# Instruction
Find the word "partem" in the records below. List each line containing it.

# Supplied data
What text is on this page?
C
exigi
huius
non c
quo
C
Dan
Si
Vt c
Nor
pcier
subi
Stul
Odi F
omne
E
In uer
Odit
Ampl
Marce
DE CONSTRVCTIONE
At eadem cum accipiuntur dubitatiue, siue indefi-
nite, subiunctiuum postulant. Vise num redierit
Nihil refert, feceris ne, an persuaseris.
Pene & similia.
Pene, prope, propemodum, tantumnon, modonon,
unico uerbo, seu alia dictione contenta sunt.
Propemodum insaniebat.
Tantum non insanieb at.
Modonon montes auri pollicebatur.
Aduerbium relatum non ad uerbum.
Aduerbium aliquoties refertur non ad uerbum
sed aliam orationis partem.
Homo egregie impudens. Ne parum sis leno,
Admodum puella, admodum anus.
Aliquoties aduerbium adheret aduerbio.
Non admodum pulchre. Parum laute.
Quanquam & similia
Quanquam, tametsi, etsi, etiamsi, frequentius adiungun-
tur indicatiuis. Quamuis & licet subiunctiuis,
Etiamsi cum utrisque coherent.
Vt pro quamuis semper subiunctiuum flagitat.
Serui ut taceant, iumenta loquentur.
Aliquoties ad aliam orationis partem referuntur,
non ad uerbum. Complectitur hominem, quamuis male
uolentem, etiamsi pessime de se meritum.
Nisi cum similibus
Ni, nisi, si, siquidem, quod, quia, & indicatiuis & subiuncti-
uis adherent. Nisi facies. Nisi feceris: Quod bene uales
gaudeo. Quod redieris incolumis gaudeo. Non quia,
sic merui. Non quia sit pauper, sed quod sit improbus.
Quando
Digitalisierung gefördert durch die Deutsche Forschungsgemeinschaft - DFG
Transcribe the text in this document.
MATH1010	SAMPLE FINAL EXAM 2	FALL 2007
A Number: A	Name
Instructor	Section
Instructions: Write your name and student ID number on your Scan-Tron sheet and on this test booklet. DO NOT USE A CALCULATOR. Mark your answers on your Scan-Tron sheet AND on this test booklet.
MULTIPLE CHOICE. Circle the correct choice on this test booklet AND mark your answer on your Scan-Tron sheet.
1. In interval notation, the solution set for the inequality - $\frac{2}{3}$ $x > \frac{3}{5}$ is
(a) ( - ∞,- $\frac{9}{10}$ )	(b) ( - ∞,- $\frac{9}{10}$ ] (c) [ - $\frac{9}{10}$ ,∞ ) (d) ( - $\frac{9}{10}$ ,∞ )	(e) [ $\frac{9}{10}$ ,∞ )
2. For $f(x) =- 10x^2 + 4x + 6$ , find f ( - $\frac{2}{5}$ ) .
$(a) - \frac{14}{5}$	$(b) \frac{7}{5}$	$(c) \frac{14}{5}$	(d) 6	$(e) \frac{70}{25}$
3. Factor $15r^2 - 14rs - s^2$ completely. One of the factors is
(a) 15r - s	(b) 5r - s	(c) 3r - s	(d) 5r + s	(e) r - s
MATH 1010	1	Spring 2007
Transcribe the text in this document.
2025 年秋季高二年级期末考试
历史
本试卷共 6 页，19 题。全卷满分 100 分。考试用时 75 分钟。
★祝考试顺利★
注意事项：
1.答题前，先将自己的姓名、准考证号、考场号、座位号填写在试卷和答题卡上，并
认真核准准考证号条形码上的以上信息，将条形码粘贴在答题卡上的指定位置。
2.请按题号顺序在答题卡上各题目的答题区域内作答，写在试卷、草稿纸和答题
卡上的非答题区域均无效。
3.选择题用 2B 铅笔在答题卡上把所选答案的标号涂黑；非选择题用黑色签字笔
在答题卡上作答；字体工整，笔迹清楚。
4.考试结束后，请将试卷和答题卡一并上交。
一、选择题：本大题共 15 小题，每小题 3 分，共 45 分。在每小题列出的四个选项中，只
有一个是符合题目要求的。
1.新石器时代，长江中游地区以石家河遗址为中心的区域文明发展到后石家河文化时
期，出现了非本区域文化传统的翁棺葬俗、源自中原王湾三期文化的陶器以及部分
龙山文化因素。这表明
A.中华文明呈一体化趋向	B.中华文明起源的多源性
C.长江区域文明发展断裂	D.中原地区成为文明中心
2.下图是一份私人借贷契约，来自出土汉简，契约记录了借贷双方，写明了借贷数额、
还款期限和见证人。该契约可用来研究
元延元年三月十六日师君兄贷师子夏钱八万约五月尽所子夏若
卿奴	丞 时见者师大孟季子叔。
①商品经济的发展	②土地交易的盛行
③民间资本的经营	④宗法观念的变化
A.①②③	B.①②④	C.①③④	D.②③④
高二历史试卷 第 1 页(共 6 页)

# Problem solution
sed aliam orationis partem.
Aliquoties ad aliam orationis partem referuntur,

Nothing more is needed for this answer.